▽

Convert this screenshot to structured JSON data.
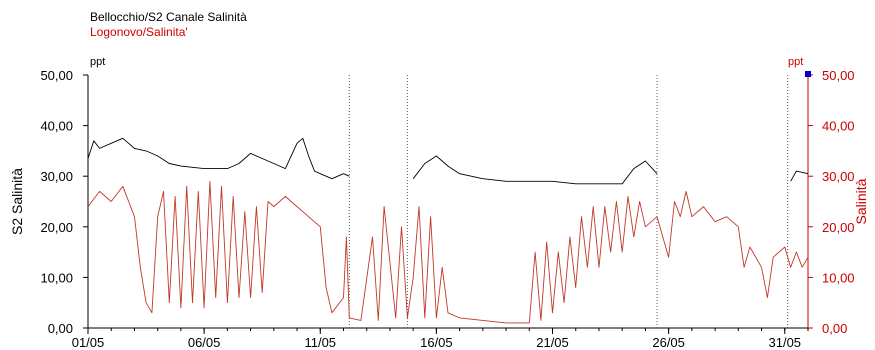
{
  "chart_data": {
    "type": "line",
    "legend": [
      {
        "name": "Bellocchio/S2 Canale Salinità",
        "color": "#000000"
      },
      {
        "name": "Logonovo/Salinita'",
        "color": "#c81e1e"
      }
    ],
    "left_axis": {
      "label": "S2 Salinità",
      "unit": "ppt",
      "ylim": [
        0,
        50
      ],
      "ticks": [
        "0,00",
        "10,00",
        "20,00",
        "30,00",
        "40,00",
        "50,00"
      ],
      "color": "#000000"
    },
    "right_axis": {
      "label": "Salinità",
      "unit": "ppt",
      "ylim": [
        0,
        50
      ],
      "ticks": [
        "0,00",
        "10,00",
        "20,00",
        "30,00",
        "40,00",
        "50,00"
      ],
      "color": "#cc0000"
    },
    "x_axis": {
      "xlim": [
        "2000-05-01",
        "2000-06-01"
      ],
      "tick_labels": [
        {
          "date": "2000-05-01",
          "label": "01/05"
        },
        {
          "date": "2000-05-06",
          "label": "06/05"
        },
        {
          "date": "2000-05-11",
          "label": "11/05"
        },
        {
          "date": "2000-05-16",
          "label": "16/05"
        },
        {
          "date": "2000-05-21",
          "label": "21/05"
        },
        {
          "date": "2000-05-26",
          "label": "26/05"
        },
        {
          "date": "2000-05-31",
          "label": "31/05"
        }
      ]
    },
    "gaps": [
      "2000-05-12T06:00",
      "2000-05-14T18:00",
      "2000-05-25T12:00",
      "2000-05-31T03:00"
    ],
    "grid": false,
    "series": [
      {
        "name": "Bellocchio/S2 Canale Salinità",
        "color": "#000000",
        "axis": "left",
        "points": [
          [
            "2000-05-01T00:00",
            33.5
          ],
          [
            "2000-05-01T06:00",
            37.0
          ],
          [
            "2000-05-01T12:00",
            35.5
          ],
          [
            "2000-05-02T00:00",
            36.5
          ],
          [
            "2000-05-02T12:00",
            37.5
          ],
          [
            "2000-05-03T00:00",
            35.5
          ],
          [
            "2000-05-03T12:00",
            35.0
          ],
          [
            "2000-05-04T00:00",
            34.0
          ],
          [
            "2000-05-04T12:00",
            32.5
          ],
          [
            "2000-05-05T00:00",
            32.0
          ],
          [
            "2000-05-06T00:00",
            31.5
          ],
          [
            "2000-05-07T00:00",
            31.5
          ],
          [
            "2000-05-07T12:00",
            32.5
          ],
          [
            "2000-05-08T00:00",
            34.5
          ],
          [
            "2000-05-08T12:00",
            33.5
          ],
          [
            "2000-05-09T00:00",
            32.5
          ],
          [
            "2000-05-09T12:00",
            31.5
          ],
          [
            "2000-05-10T00:00",
            36.5
          ],
          [
            "2000-05-10T06:00",
            37.5
          ],
          [
            "2000-05-10T12:00",
            34.0
          ],
          [
            "2000-05-10T18:00",
            31.0
          ],
          [
            "2000-05-11T00:00",
            30.5
          ],
          [
            "2000-05-11T12:00",
            29.5
          ],
          [
            "2000-05-12T00:00",
            30.5
          ],
          [
            "2000-05-12T06:00",
            30.0
          ],
          [
            "2000-05-15T00:00",
            29.5
          ],
          [
            "2000-05-15T12:00",
            32.5
          ],
          [
            "2000-05-16T00:00",
            34.0
          ],
          [
            "2000-05-16T12:00",
            32.0
          ],
          [
            "2000-05-17T00:00",
            30.5
          ],
          [
            "2000-05-18T00:00",
            29.5
          ],
          [
            "2000-05-19T00:00",
            29.0
          ],
          [
            "2000-05-20T00:00",
            29.0
          ],
          [
            "2000-05-21T00:00",
            29.0
          ],
          [
            "2000-05-22T00:00",
            28.5
          ],
          [
            "2000-05-23T00:00",
            28.5
          ],
          [
            "2000-05-24T00:00",
            28.5
          ],
          [
            "2000-05-24T12:00",
            31.5
          ],
          [
            "2000-05-25T00:00",
            33.0
          ],
          [
            "2000-05-25T12:00",
            30.5
          ],
          [
            "2000-05-31T06:00",
            29.0
          ],
          [
            "2000-05-31T12:00",
            31.0
          ],
          [
            "2000-06-01T00:00",
            30.5
          ]
        ]
      },
      {
        "name": "Logonovo/Salinita'",
        "color": "#c0392b",
        "axis": "right",
        "points": [
          [
            "2000-05-01T00:00",
            24.0
          ],
          [
            "2000-05-01T12:00",
            27.0
          ],
          [
            "2000-05-02T00:00",
            25.0
          ],
          [
            "2000-05-02T12:00",
            28.0
          ],
          [
            "2000-05-03T00:00",
            22.0
          ],
          [
            "2000-05-03T06:00",
            12.0
          ],
          [
            "2000-05-03T12:00",
            5.0
          ],
          [
            "2000-05-03T18:00",
            3.0
          ],
          [
            "2000-05-04T00:00",
            22.0
          ],
          [
            "2000-05-04T06:00",
            27.0
          ],
          [
            "2000-05-04T12:00",
            5.0
          ],
          [
            "2000-05-04T18:00",
            26.0
          ],
          [
            "2000-05-05T00:00",
            4.0
          ],
          [
            "2000-05-05T06:00",
            28.0
          ],
          [
            "2000-05-05T12:00",
            5.0
          ],
          [
            "2000-05-05T18:00",
            27.0
          ],
          [
            "2000-05-06T00:00",
            4.0
          ],
          [
            "2000-05-06T06:00",
            29.0
          ],
          [
            "2000-05-06T12:00",
            6.0
          ],
          [
            "2000-05-06T18:00",
            28.0
          ],
          [
            "2000-05-07T00:00",
            5.0
          ],
          [
            "2000-05-07T06:00",
            26.0
          ],
          [
            "2000-05-07T12:00",
            6.0
          ],
          [
            "2000-05-07T18:00",
            23.0
          ],
          [
            "2000-05-08T00:00",
            6.0
          ],
          [
            "2000-05-08T06:00",
            24.0
          ],
          [
            "2000-05-08T12:00",
            7.0
          ],
          [
            "2000-05-08T18:00",
            25.0
          ],
          [
            "2000-05-09T00:00",
            24.0
          ],
          [
            "2000-05-09T12:00",
            26.0
          ],
          [
            "2000-05-10T00:00",
            24.0
          ],
          [
            "2000-05-10T12:00",
            22.0
          ],
          [
            "2000-05-11T00:00",
            20.0
          ],
          [
            "2000-05-11T06:00",
            8.0
          ],
          [
            "2000-05-11T12:00",
            3.0
          ],
          [
            "2000-05-12T00:00",
            6.0
          ],
          [
            "2000-05-12T03:00",
            18.0
          ],
          [
            "2000-05-12T06:00",
            2.0
          ],
          [
            "2000-05-12T18:00",
            1.5
          ],
          [
            "2000-05-13T06:00",
            18.0
          ],
          [
            "2000-05-13T12:00",
            1.5
          ],
          [
            "2000-05-13T18:00",
            24.0
          ],
          [
            "2000-05-14T06:00",
            2.0
          ],
          [
            "2000-05-14T12:00",
            20.0
          ],
          [
            "2000-05-14T18:00",
            2.0
          ],
          [
            "2000-05-15T00:00",
            10.0
          ],
          [
            "2000-05-15T06:00",
            24.0
          ],
          [
            "2000-05-15T12:00",
            2.0
          ],
          [
            "2000-05-15T18:00",
            22.0
          ],
          [
            "2000-05-16T00:00",
            2.0
          ],
          [
            "2000-05-16T06:00",
            12.0
          ],
          [
            "2000-05-16T12:00",
            3.0
          ],
          [
            "2000-05-17T00:00",
            2.0
          ],
          [
            "2000-05-18T00:00",
            1.5
          ],
          [
            "2000-05-19T00:00",
            1.0
          ],
          [
            "2000-05-20T00:00",
            1.0
          ],
          [
            "2000-05-20T06:00",
            15.0
          ],
          [
            "2000-05-20T12:00",
            1.5
          ],
          [
            "2000-05-20T18:00",
            17.0
          ],
          [
            "2000-05-21T00:00",
            3.0
          ],
          [
            "2000-05-21T06:00",
            15.0
          ],
          [
            "2000-05-21T12:00",
            5.0
          ],
          [
            "2000-05-21T18:00",
            18.0
          ],
          [
            "2000-05-22T00:00",
            8.0
          ],
          [
            "2000-05-22T06:00",
            22.0
          ],
          [
            "2000-05-22T12:00",
            12.0
          ],
          [
            "2000-05-22T18:00",
            24.0
          ],
          [
            "2000-05-23T00:00",
            12.0
          ],
          [
            "2000-05-23T06:00",
            24.0
          ],
          [
            "2000-05-23T12:00",
            15.0
          ],
          [
            "2000-05-23T18:00",
            25.0
          ],
          [
            "2000-05-24T00:00",
            15.0
          ],
          [
            "2000-05-24T06:00",
            26.0
          ],
          [
            "2000-05-24T12:00",
            18.0
          ],
          [
            "2000-05-24T18:00",
            25.0
          ],
          [
            "2000-05-25T00:00",
            20.0
          ],
          [
            "2000-05-25T12:00",
            22.0
          ],
          [
            "2000-05-26T00:00",
            14.0
          ],
          [
            "2000-05-26T06:00",
            25.0
          ],
          [
            "2000-05-26T12:00",
            22.0
          ],
          [
            "2000-05-26T18:00",
            27.0
          ],
          [
            "2000-05-27T00:00",
            22.0
          ],
          [
            "2000-05-27T12:00",
            24.0
          ],
          [
            "2000-05-28T00:00",
            21.0
          ],
          [
            "2000-05-28T12:00",
            22.0
          ],
          [
            "2000-05-29T00:00",
            20.0
          ],
          [
            "2000-05-29T06:00",
            12.0
          ],
          [
            "2000-05-29T12:00",
            16.0
          ],
          [
            "2000-05-30T00:00",
            12.0
          ],
          [
            "2000-05-30T06:00",
            6.0
          ],
          [
            "2000-05-30T12:00",
            14.0
          ],
          [
            "2000-05-31T00:00",
            16.0
          ],
          [
            "2000-05-31T06:00",
            12.0
          ],
          [
            "2000-05-31T12:00",
            15.0
          ],
          [
            "2000-05-31T18:00",
            12.0
          ],
          [
            "2000-06-01T00:00",
            14.0
          ]
        ]
      }
    ]
  }
}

△

[WHAT THE TASK ASKS] Pull out every line above that holds the word "Salinità".

[RESULT FOR THIS EXERCISE]
        "name": "Bellocchio/S2 Canale Salinità",
      "label": "S2 Salinità",
      "label": "Salinità",
        "name": "Bellocchio/S2 Canale Salinità",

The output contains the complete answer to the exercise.